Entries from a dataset

★ ★ ★ ★ ★

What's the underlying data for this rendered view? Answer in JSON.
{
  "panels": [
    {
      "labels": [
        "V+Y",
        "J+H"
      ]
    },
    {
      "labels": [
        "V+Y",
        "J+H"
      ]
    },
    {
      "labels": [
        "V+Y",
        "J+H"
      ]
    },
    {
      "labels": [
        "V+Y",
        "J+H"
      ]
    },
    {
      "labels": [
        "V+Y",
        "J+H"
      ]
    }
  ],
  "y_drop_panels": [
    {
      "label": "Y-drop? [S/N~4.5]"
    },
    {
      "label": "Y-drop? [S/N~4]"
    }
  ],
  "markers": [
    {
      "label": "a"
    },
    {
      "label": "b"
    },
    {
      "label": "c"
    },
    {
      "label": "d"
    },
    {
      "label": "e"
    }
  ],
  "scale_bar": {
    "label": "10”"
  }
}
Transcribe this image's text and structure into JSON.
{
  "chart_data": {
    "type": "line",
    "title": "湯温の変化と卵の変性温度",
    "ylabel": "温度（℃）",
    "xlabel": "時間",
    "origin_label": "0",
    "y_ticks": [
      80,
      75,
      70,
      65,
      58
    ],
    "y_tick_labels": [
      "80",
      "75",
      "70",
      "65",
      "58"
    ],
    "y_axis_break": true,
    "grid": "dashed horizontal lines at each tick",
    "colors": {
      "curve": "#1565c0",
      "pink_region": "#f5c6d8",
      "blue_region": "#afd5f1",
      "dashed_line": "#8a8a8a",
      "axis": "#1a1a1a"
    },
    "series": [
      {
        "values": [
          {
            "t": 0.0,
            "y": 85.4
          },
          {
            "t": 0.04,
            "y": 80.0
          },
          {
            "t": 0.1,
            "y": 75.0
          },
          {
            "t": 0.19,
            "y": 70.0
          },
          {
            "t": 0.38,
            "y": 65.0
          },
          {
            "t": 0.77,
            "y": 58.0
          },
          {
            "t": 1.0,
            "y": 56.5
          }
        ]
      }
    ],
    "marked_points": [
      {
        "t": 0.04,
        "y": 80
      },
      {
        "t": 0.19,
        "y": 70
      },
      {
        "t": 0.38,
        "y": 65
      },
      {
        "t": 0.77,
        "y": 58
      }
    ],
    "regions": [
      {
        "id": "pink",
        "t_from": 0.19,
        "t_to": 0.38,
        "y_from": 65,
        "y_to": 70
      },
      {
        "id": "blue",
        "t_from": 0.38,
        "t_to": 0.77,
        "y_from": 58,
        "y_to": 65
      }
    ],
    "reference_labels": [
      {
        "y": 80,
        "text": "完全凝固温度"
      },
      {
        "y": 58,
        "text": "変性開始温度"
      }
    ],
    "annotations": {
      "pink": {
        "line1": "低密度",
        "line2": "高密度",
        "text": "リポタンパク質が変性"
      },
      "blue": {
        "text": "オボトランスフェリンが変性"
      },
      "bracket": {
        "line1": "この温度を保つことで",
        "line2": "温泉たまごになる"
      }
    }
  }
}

★ ★ ★ ★ ★

The request>
Write out all of the records above exactly as they appear.

Worked answer>
What's the underlying data for this rendered view? Answer in JSON.
{
  "panels": [
    {
      "labels": [
        "V+Y",
        "J+H"
      ]
    },
    {
      "labels": [
        "V+Y",
        "J+H"
      ]
    },
    {
      "labels": [
        "V+Y",
        "J+H"
      ]
    },
    {
      "labels": [
        "V+Y",
        "J+H"
      ]
    },
    {
      "labels": [
        "V+Y",
        "J+H"
      ]
    }
  ],
  "y_drop_panels": [
    {
      "label": "Y-drop? [S/N~4.5]"
    },
    {
      "label": "Y-drop? [S/N~4]"
    }
  ],
  "markers": [
    {
      "label": "a"
    },
    {
      "label": "b"
    },
    {
      "label": "c"
    },
    {
      "label": "d"
    },
    {
      "label": "e"
    }
  ],
  "scale_bar": {
    "label": "10”"
  }
}
Transcribe this image's text and structure into JSON.
{
  "chart_data": {
    "type": "line",
    "title": "湯温の変化と卵の変性温度",
    "ylabel": "温度（℃）",
    "xlabel": "時間",
    "origin_label": "0",
    "y_ticks": [
      80,
      75,
      70,
      65,
      58
    ],
    "y_tick_labels": [
      "80",
      "75",
      "70",
      "65",
      "58"
    ],
    "y_axis_break": true,
    "grid": "dashed horizontal lines at each tick",
    "colors": {
      "curve": "#1565c0",
      "pink_region": "#f5c6d8",
      "blue_region": "#afd5f1",
      "dashed_line": "#8a8a8a",
      "axis": "#1a1a1a"
    },
    "series": [
      {
        "values": [
          {
            "t": 0.0,
            "y": 85.4
          },
          {
            "t": 0.04,
            "y": 80.0
          },
          {
            "t": 0.1,
            "y": 75.0
          },
          {
            "t": 0.19,
            "y": 70.0
          },
          {
            "t": 0.38,
            "y": 65.0
          },
          {
            "t": 0.77,
            "y": 58.0
          },
          {
            "t": 1.0,
            "y": 56.5
          }
        ]
      }
    ],
    "marked_points": [
      {
        "t": 0.04,
        "y": 80
      },
      {
        "t": 0.19,
        "y": 70
      },
      {
        "t": 0.38,
        "y": 65
      },
      {
        "t": 0.77,
        "y": 58
      }
    ],
    "regions": [
      {
        "id": "pink",
        "t_from": 0.19,
        "t_to": 0.38,
        "y_from": 65,
        "y_to": 70
      },
      {
        "id": "blue",
        "t_from": 0.38,
        "t_to": 0.77,
        "y_from": 58,
        "y_to": 65
      }
    ],
    "reference_labels": [
      {
        "y": 80,
        "text": "完全凝固温度"
      },
      {
        "y": 58,
        "text": "変性開始温度"
      }
    ],
    "annotations": {
      "pink": {
        "line1": "低密度",
        "line2": "高密度",
        "text": "リポタンパク質が変性"
      },
      "blue": {
        "text": "オボトランスフェリンが変性"
      },
      "bracket": {
        "line1": "この温度を保つことで",
        "line2": "温泉たまごになる"
      }
    }
  }
}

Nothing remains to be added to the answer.